任务说明
能否把下面全部材料的各行改写成一个编号列表？空行略去，图片不要写进答案。

所给材料
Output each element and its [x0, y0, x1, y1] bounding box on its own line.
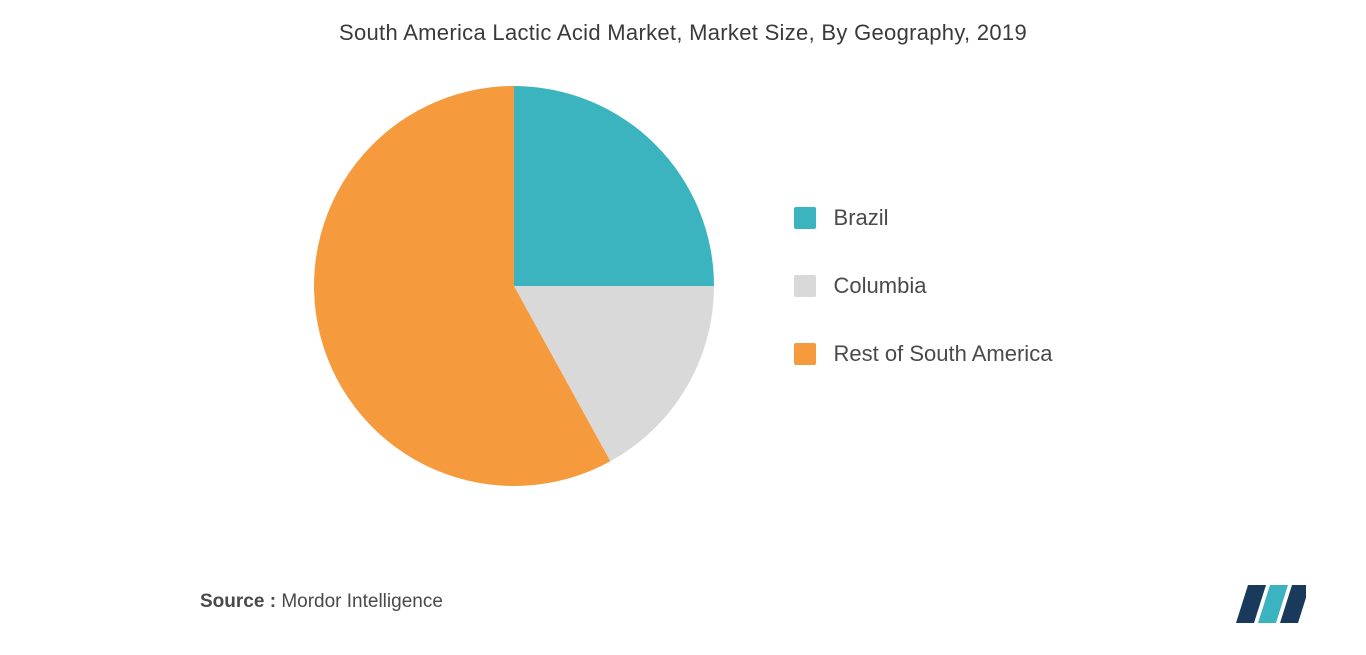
chart-area: Brazil Columbia Rest of South America	[0, 86, 1366, 486]
pie-slice-brazil	[514, 86, 714, 286]
source-label: Source :	[200, 591, 276, 612]
legend-swatch	[794, 275, 816, 297]
legend-item-columbia: Columbia	[794, 273, 1053, 299]
legend-item-rest-of-south-america: Rest of South America	[794, 341, 1053, 367]
legend-label: Rest of South America	[834, 341, 1053, 367]
legend-label: Columbia	[834, 273, 927, 299]
pie-chart	[314, 86, 714, 486]
legend-swatch	[794, 343, 816, 365]
legend-swatch	[794, 207, 816, 229]
source-attribution: Source : Mordor Intelligence	[200, 591, 443, 613]
brand-logo	[1236, 585, 1306, 625]
chart-title: South America Lactic Acid Market, Market…	[0, 0, 1366, 46]
legend-label: Brazil	[834, 205, 889, 231]
source-value: Mordor Intelligence	[281, 591, 443, 612]
legend-item-brazil: Brazil	[794, 205, 1053, 231]
legend: Brazil Columbia Rest of South America	[794, 205, 1053, 367]
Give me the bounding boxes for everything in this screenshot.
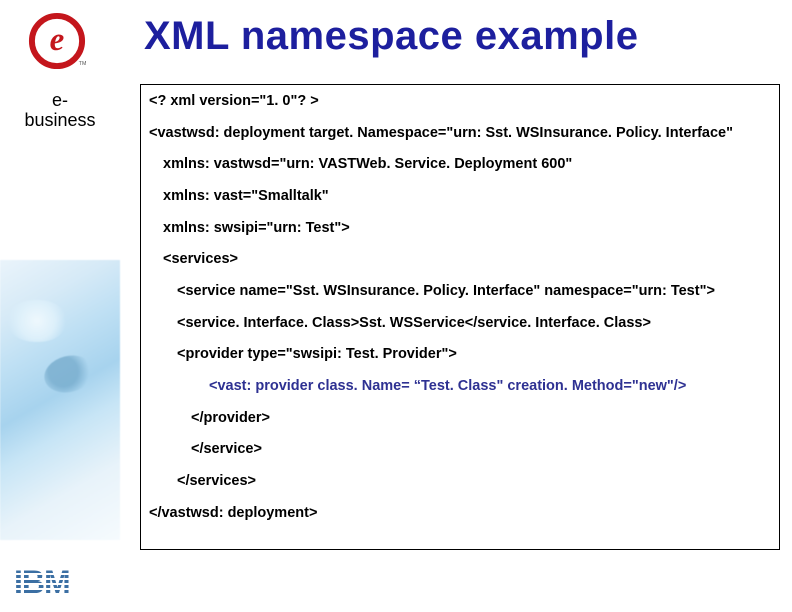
- code-line: </vastwsd: deployment>: [149, 505, 775, 522]
- code-line: xmlns: swsipi="urn: Test">: [149, 220, 775, 237]
- code-line: </provider>: [149, 410, 775, 427]
- svg-text:TM: TM: [79, 61, 87, 67]
- code-line: <service. Interface. Class>Sst. WSServic…: [149, 315, 775, 332]
- slide: e TM e- business IBM: [0, 0, 792, 612]
- code-line: xmlns: vastwsd="urn: VASTWeb. Service. D…: [149, 156, 775, 173]
- ibm-logo-icon: IBM: [14, 562, 104, 602]
- code-line: <services>: [149, 251, 775, 268]
- decorative-photo: [0, 260, 120, 540]
- code-line: <vastwsd: deployment target. Namespace="…: [149, 125, 775, 142]
- code-line: <provider type="swsipi: Test. Provider">: [149, 346, 775, 363]
- ebiz-line1: e-: [52, 90, 68, 110]
- e-business-label: e- business: [16, 90, 104, 130]
- code-line: <? xml version="1. 0"? >: [149, 93, 775, 110]
- slide-title: XML namespace example: [144, 14, 638, 59]
- left-strip: e TM e- business IBM: [0, 0, 120, 612]
- code-line: </services>: [149, 473, 775, 490]
- code-line: <vast: provider class. Name= “Test. Clas…: [149, 378, 775, 395]
- svg-text:e: e: [50, 22, 65, 58]
- code-line: <service name="Sst. WSInsurance. Policy.…: [149, 283, 775, 300]
- e-business-logo-icon: e TM: [24, 8, 90, 74]
- code-line: </service>: [149, 441, 775, 458]
- code-line: xmlns: vast="Smalltalk": [149, 188, 775, 205]
- code-box: <? xml version="1. 0"? > <vastwsd: deplo…: [140, 84, 780, 550]
- ebiz-line2: business: [24, 110, 95, 130]
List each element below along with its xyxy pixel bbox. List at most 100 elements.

输出如下
1. Output each element and its [x0, y0, x1, y1] bounding box on its own line.
2. chart-area: Brazil Columbia Rest of South America	[0, 86, 1366, 486]
3. pie-slice-brazil	[514, 86, 714, 286]
4. source-label: Source :	[200, 591, 276, 612]
5. legend-swatch	[794, 275, 816, 297]
6. legend-item-columbia: Columbia	[794, 273, 1053, 299]
7. legend-item-rest-of-south-america: Rest of South America	[794, 341, 1053, 367]
8. legend-label: Rest of South America	[834, 341, 1053, 367]
9. legend-label: Columbia	[834, 273, 927, 299]
10. pie-chart	[314, 86, 714, 486]
11. legend-swatch	[794, 343, 816, 365]
12. legend-swatch	[794, 207, 816, 229]
13. source-attribution: Source : Mordor Intelligence	[200, 591, 443, 613]
14. brand-logo	[1236, 585, 1306, 625]
15. chart-title: South America Lactic Acid Market, Market…	[0, 0, 1366, 46]
16. legend-label: Brazil	[834, 205, 889, 231]
17. source-value: Mordor Intelligence	[281, 591, 443, 612]
18. legend-item-brazil: Brazil	[794, 205, 1053, 231]
19. legend: Brazil Columbia Rest of South America	[794, 205, 1053, 367]
20. Give me the bounding boxes for everything in this screenshot.
21. - code-line: </vastwsd: deployment>: [149, 505, 775, 522]
22. - code-line: xmlns: swsipi="urn: Test">: [149, 220, 775, 237]
23. - code-line: </provider>: [149, 410, 775, 427]
24. - svg-text:TM: TM: [79, 61, 87, 67]
25. - code-line: <service. Interface. Class>Sst. WSServic…: [149, 315, 775, 332]
26. - slide: e TM e- business IBM: [0, 0, 792, 612]
27. - code-line: xmlns: vastwsd="urn: VASTWeb. Service. D…: [149, 156, 775, 173]
28. - ibm-logo-icon: IBM: [14, 562, 104, 602]
29. - code-line: <services>: [149, 251, 775, 268]
30. - decorative-photo: [0, 260, 120, 540]
31. - code-line: <vastwsd: deployment target. Namespace="…: [149, 125, 775, 142]
32. - code-line: <provider type="swsipi: Test. Provider">: [149, 346, 775, 363]
33. - ebiz-line1: e-: [52, 90, 68, 110]
34. - e-business-label: e- business: [16, 90, 104, 130]
35. - code-line: <? xml version="1. 0"? >: [149, 93, 775, 110]
36. - slide-title: XML namespace example: [144, 14, 638, 59]
37. - left-strip: e TM e- business IBM: [0, 0, 120, 612]
38. - code-line: </services>: [149, 473, 775, 490]
39. - code-line: <vast: provider class. Name= “Test. Clas…: [149, 378, 775, 395]
40. - svg-text:e: e: [50, 22, 65, 58]
41. - code-line: <service name="Sst. WSInsurance. Policy.…: [149, 283, 775, 300]
42. - e-business-logo-icon: e TM: [24, 8, 90, 74]
43. - code-line: </service>: [149, 441, 775, 458]
44. - code-line: xmlns: vast="Smalltalk": [149, 188, 775, 205]
45. - code-box: <? xml version="1. 0"? > <vastwsd: deplo…: [140, 84, 780, 550]
46. - ebiz-line2: business: [24, 110, 95, 130]
47. List each element below along with its xyxy pixel bbox. List at most 100 elements.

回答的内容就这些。